Source records:
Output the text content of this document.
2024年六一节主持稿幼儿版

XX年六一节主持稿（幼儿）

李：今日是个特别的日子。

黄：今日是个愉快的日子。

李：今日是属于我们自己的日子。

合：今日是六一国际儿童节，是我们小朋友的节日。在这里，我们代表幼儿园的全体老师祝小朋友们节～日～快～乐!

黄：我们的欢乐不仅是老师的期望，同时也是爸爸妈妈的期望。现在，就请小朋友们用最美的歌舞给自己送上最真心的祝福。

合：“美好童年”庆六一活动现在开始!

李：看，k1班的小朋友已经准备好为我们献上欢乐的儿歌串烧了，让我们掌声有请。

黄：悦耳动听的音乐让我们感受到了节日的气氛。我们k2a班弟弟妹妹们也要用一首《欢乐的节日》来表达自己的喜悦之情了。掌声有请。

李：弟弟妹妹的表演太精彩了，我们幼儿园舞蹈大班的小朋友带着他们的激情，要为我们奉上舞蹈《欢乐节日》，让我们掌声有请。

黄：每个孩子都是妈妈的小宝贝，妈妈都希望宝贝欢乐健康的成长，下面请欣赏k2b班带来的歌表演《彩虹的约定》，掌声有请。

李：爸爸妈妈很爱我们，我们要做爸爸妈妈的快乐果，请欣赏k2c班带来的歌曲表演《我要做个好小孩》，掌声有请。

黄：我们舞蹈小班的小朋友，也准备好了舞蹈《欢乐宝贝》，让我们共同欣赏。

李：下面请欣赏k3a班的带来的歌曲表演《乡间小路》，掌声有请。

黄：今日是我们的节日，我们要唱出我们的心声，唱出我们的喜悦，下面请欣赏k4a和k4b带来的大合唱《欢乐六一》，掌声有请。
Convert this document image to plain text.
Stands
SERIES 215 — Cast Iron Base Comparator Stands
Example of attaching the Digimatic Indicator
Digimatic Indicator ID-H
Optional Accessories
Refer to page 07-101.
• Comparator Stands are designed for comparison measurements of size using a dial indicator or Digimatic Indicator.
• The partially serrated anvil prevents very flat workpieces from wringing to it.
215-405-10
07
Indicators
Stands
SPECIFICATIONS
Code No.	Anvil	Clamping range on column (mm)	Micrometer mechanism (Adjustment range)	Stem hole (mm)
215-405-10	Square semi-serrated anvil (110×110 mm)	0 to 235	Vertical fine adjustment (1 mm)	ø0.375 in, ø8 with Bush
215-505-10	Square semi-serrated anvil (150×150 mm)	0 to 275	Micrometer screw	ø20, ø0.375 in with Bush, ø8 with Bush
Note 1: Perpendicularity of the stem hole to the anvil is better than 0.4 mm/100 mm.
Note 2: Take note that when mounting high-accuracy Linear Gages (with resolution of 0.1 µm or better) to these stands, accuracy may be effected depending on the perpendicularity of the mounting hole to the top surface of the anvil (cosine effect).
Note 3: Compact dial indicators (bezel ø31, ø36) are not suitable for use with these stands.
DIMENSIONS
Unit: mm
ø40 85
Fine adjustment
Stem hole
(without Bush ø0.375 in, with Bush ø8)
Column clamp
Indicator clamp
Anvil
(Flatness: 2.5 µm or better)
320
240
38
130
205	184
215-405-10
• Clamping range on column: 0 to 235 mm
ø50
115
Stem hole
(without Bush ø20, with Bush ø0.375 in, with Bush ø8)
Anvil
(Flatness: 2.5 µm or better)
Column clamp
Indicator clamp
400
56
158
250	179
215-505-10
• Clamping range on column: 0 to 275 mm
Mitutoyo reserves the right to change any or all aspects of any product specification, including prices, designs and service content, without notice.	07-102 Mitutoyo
---
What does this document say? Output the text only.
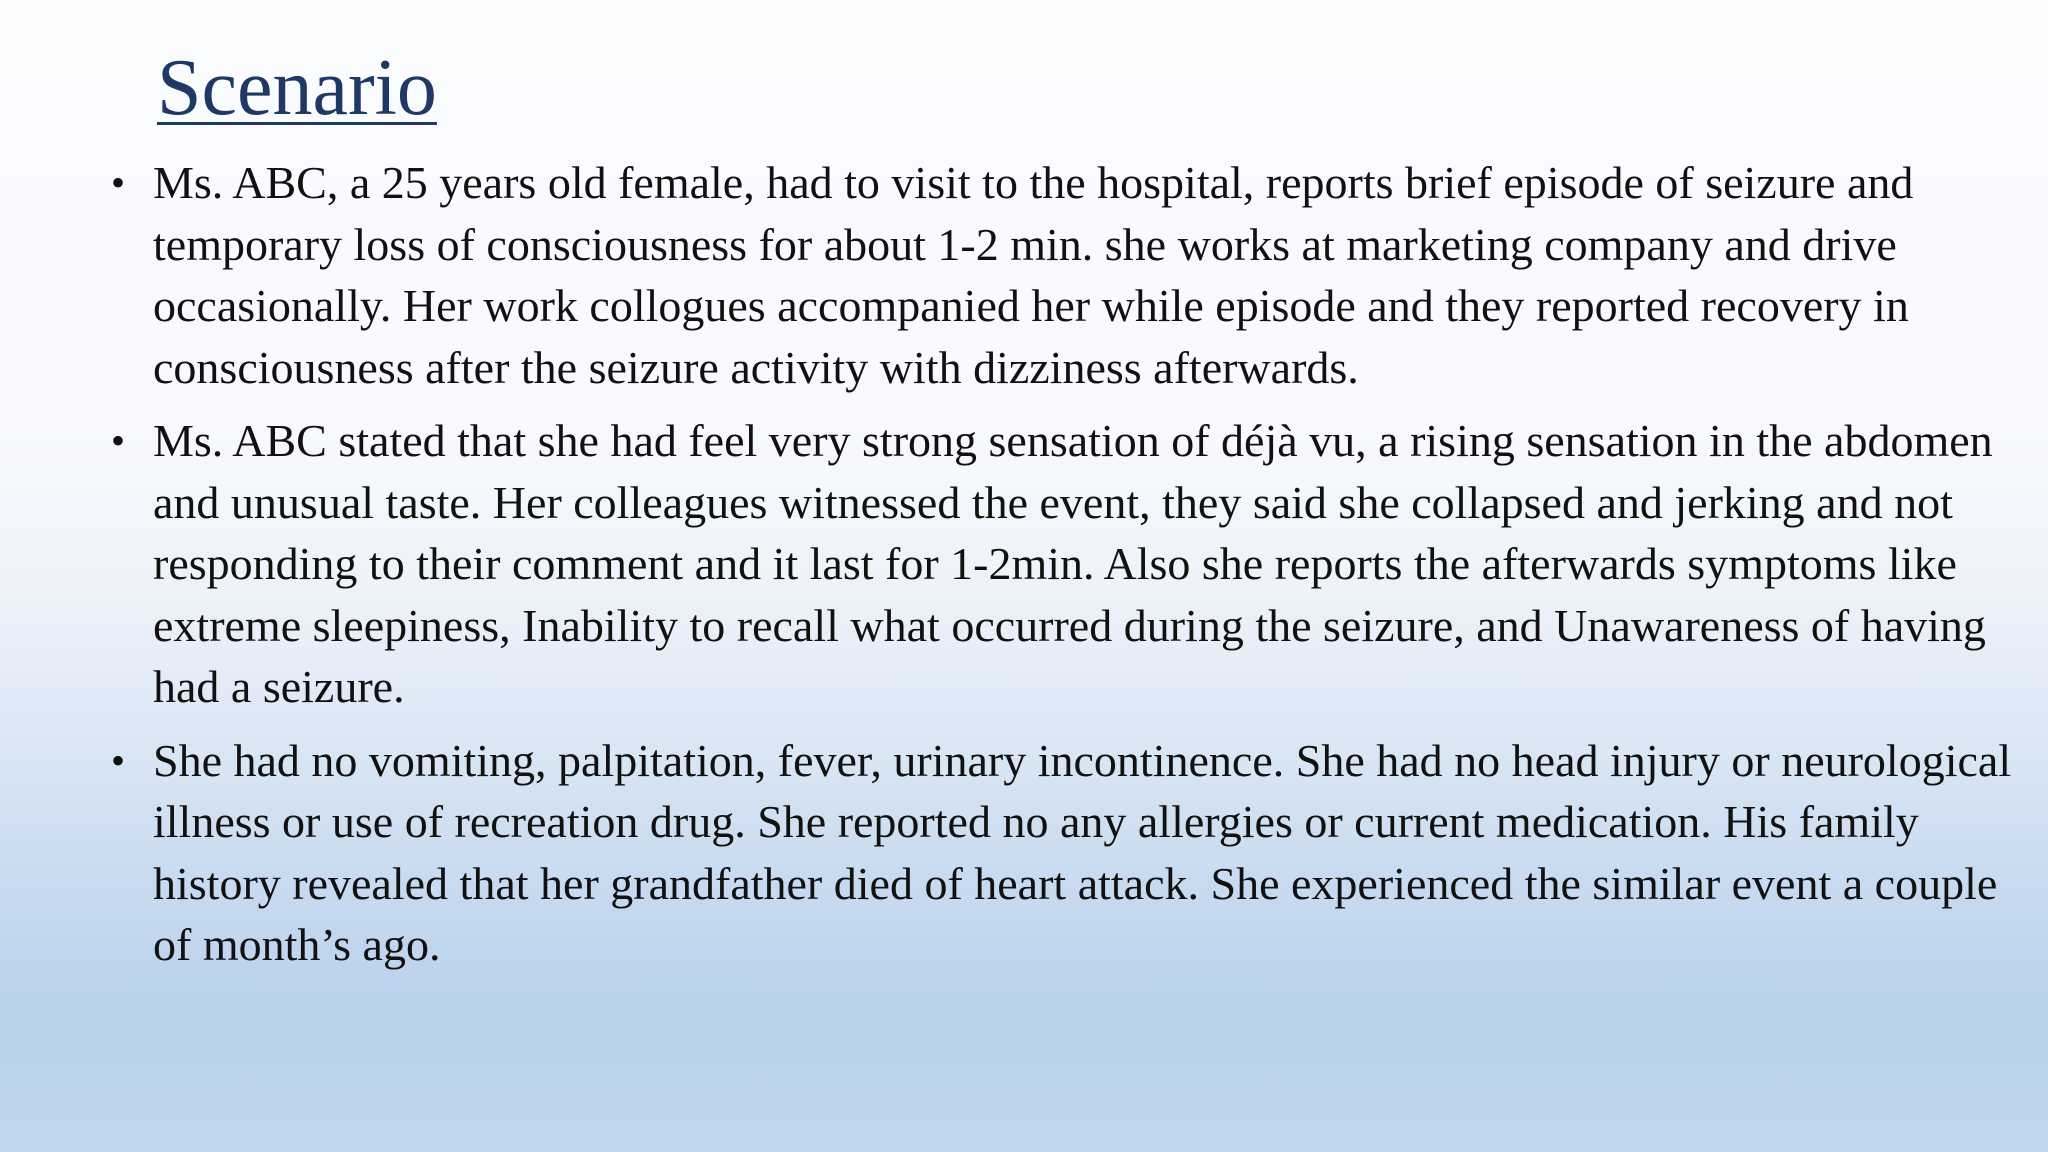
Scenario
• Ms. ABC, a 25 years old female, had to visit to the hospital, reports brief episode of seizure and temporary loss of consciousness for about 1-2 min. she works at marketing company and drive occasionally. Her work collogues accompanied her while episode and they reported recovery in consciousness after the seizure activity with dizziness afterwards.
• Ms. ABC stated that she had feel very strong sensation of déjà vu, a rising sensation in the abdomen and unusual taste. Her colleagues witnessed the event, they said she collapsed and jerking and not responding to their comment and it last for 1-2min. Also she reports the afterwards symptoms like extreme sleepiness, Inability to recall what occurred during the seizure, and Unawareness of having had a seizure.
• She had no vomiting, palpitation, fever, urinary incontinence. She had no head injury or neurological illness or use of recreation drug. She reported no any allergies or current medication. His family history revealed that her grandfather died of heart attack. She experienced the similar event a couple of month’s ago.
--
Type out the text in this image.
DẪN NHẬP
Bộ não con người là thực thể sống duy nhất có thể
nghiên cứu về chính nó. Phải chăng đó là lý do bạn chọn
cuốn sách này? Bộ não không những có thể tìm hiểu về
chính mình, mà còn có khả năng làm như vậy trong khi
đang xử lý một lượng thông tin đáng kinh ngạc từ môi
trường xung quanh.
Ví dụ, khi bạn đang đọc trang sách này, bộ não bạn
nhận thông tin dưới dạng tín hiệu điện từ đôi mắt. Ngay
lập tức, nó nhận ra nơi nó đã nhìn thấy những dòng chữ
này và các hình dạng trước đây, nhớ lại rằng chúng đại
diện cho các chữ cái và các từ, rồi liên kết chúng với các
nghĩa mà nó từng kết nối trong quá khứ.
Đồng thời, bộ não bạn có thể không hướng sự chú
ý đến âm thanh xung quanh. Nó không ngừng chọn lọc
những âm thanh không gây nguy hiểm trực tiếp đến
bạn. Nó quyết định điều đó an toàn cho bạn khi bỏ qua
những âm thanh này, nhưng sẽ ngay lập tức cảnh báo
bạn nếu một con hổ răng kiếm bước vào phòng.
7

## WHAT TO PRODUCE
Among the lines of the data, identify those with the word "Comparator". Copy each of them.

## OUTPUT FOR THIS TASK
SERIES 215 — Cast Iron Base Comparator Stands
• Comparator Stands are designed for comparison measurements of size using a dial indicator or Digimatic Indicator.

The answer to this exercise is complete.